**Exercise description:**
Identify every line containing the word "xlabel" and reproduce each one.

[Figure data in JSON]

** Begin **

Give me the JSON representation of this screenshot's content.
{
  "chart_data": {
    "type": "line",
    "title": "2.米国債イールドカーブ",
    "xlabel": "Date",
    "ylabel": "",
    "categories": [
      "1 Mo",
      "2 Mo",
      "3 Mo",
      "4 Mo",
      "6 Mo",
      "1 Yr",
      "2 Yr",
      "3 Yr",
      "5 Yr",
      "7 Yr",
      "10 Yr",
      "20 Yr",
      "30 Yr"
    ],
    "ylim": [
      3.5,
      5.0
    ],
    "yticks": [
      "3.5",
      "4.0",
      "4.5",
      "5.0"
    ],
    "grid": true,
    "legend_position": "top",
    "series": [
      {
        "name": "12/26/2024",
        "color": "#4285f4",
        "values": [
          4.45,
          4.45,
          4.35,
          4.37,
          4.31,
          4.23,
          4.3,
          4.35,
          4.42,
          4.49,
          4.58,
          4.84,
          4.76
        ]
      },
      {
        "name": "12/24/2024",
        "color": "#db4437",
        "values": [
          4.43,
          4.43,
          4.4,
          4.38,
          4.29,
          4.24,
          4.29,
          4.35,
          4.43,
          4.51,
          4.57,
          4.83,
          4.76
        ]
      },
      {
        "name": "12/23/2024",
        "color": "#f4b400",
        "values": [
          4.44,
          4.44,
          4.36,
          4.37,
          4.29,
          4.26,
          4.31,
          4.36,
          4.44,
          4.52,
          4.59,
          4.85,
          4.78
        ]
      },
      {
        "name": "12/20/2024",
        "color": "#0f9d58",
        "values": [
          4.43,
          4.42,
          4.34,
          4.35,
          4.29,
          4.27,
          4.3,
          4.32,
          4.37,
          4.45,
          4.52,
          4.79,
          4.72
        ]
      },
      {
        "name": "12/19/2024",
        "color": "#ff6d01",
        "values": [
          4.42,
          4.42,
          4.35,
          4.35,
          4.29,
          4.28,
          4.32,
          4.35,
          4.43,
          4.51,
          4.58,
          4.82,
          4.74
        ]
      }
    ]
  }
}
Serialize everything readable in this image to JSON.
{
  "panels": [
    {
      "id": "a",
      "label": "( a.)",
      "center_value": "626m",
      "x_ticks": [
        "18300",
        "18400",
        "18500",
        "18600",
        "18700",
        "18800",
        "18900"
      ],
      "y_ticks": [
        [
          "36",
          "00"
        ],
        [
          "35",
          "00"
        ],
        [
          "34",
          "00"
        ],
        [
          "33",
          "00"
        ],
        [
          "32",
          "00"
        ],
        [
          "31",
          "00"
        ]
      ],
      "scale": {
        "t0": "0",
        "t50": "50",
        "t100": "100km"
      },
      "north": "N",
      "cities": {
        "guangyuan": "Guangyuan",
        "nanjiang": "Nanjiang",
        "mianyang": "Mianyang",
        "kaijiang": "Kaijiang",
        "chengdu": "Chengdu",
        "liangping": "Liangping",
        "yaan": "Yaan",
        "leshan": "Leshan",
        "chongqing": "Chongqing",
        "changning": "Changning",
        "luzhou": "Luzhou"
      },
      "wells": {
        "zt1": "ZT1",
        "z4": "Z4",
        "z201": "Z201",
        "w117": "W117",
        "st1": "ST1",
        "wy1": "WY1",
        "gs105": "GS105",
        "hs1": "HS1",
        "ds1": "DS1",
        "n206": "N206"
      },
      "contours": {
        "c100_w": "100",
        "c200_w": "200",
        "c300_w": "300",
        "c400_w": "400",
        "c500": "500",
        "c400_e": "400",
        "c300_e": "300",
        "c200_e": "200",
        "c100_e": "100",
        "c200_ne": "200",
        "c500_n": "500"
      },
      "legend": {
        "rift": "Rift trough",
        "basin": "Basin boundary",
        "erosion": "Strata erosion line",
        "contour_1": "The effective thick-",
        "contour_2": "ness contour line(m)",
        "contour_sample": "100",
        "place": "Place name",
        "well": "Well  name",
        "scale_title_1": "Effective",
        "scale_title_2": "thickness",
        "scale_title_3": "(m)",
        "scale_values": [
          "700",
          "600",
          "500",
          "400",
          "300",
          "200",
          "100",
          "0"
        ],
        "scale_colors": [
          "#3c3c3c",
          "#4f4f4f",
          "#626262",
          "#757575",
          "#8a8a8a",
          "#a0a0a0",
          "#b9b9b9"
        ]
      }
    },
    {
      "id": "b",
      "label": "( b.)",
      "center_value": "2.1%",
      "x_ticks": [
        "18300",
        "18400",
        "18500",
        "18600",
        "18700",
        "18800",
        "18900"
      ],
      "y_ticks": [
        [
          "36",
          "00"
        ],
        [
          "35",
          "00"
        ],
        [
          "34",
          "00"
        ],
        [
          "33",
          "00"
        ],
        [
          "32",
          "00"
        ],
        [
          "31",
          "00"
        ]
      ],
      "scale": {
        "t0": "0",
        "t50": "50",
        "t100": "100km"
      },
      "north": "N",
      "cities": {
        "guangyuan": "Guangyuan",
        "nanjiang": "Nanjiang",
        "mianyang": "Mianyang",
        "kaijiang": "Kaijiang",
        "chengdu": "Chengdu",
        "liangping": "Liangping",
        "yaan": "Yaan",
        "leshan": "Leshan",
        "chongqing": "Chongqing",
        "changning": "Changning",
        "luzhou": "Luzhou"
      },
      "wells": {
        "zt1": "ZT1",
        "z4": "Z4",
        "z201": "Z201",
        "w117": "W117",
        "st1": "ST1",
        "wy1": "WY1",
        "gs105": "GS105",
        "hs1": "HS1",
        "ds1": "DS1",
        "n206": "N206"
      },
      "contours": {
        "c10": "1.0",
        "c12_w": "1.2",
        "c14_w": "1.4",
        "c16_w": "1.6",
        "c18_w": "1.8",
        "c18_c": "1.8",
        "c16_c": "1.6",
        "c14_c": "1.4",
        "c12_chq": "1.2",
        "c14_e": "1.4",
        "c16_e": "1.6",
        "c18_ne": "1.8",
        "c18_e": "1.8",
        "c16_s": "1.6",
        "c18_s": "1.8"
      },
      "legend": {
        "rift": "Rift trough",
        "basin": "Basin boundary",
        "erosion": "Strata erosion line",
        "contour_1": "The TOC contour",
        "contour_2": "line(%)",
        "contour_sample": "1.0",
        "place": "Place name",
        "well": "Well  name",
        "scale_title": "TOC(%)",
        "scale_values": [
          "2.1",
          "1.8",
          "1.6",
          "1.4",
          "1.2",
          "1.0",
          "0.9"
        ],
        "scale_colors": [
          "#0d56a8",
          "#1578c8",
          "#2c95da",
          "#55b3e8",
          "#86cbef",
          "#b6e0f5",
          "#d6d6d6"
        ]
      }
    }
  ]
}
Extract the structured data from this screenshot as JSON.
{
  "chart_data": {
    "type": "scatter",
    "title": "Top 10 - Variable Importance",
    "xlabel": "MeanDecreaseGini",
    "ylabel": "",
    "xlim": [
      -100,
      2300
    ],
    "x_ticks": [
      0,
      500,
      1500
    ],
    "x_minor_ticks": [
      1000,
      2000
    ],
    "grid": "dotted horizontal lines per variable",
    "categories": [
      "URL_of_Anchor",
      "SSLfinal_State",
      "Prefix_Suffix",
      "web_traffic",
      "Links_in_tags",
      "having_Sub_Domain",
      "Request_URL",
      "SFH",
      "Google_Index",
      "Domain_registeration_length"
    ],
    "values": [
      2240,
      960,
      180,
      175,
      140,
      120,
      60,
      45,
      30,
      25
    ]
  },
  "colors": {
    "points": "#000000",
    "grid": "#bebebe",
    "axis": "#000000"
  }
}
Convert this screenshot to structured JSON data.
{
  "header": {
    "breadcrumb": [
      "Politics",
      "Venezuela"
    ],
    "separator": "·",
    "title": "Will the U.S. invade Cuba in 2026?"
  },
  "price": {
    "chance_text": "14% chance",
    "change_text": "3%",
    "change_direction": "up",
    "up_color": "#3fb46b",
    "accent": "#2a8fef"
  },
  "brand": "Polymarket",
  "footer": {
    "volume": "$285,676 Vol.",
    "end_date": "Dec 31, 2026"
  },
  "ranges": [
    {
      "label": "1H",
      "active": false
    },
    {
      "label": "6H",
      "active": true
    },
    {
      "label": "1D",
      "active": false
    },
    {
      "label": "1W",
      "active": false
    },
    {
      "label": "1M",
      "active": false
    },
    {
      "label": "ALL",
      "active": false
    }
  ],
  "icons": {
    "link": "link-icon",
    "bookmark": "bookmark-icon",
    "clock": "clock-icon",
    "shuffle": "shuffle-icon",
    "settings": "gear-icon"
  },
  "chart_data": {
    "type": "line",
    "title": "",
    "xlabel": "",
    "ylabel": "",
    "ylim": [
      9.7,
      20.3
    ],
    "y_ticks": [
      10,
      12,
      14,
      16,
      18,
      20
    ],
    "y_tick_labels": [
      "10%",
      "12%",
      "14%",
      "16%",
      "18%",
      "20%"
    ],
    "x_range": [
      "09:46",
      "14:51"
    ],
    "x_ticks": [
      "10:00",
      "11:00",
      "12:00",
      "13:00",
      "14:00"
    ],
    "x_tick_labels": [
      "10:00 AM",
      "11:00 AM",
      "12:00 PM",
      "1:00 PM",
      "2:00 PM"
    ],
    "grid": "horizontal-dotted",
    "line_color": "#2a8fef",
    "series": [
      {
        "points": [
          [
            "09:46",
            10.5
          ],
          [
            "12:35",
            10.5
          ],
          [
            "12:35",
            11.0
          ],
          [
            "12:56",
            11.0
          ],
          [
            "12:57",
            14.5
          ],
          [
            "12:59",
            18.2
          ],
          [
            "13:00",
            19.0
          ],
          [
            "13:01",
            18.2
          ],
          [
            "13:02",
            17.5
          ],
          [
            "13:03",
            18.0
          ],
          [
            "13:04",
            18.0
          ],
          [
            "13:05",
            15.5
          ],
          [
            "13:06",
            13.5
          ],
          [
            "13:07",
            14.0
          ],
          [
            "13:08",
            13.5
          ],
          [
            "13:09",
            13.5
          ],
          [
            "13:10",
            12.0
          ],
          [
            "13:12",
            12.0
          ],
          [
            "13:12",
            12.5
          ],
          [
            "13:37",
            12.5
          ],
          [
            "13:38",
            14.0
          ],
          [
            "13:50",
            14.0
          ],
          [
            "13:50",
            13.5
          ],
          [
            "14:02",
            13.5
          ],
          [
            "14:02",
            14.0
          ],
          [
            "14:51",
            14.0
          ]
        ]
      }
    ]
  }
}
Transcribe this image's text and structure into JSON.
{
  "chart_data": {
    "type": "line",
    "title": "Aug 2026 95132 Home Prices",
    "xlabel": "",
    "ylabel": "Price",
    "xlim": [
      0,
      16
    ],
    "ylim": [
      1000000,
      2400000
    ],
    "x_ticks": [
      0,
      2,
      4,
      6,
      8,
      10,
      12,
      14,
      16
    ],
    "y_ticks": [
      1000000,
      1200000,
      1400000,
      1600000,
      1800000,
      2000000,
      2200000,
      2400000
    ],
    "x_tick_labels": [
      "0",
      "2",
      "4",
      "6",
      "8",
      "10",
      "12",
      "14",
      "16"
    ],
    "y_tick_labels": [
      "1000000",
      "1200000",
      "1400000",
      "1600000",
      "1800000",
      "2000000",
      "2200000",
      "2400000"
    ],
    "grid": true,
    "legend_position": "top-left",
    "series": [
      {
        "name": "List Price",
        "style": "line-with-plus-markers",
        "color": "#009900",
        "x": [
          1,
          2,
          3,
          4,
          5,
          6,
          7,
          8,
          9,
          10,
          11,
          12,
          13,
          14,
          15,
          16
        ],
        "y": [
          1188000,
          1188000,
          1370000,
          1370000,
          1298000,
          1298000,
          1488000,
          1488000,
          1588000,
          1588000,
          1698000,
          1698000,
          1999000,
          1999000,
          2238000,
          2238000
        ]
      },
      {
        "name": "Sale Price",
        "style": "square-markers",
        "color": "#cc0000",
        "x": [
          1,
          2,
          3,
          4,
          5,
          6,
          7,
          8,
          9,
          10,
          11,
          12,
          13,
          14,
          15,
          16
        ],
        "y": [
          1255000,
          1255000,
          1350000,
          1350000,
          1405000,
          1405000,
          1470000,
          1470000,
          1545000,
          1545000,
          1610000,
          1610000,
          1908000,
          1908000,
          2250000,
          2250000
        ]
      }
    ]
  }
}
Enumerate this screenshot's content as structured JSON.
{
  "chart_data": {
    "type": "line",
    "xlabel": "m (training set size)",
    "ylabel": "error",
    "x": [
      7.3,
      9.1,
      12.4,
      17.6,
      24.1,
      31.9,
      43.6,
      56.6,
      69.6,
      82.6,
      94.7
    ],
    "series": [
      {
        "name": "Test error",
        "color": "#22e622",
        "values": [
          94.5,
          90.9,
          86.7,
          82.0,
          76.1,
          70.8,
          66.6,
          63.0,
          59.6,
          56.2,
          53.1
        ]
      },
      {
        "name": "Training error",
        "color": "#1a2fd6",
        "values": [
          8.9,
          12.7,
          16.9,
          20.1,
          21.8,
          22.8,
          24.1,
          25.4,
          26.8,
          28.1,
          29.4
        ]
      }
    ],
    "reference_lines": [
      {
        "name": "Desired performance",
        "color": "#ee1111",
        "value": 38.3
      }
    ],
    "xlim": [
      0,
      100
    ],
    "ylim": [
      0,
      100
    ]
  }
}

** End **

**Solution to the exercise:**
    "xlabel": "Date",
    "xlabel": "MeanDecreaseGini",
    "xlabel": "",
    "xlabel": "",
    "xlabel": "m (training set size)",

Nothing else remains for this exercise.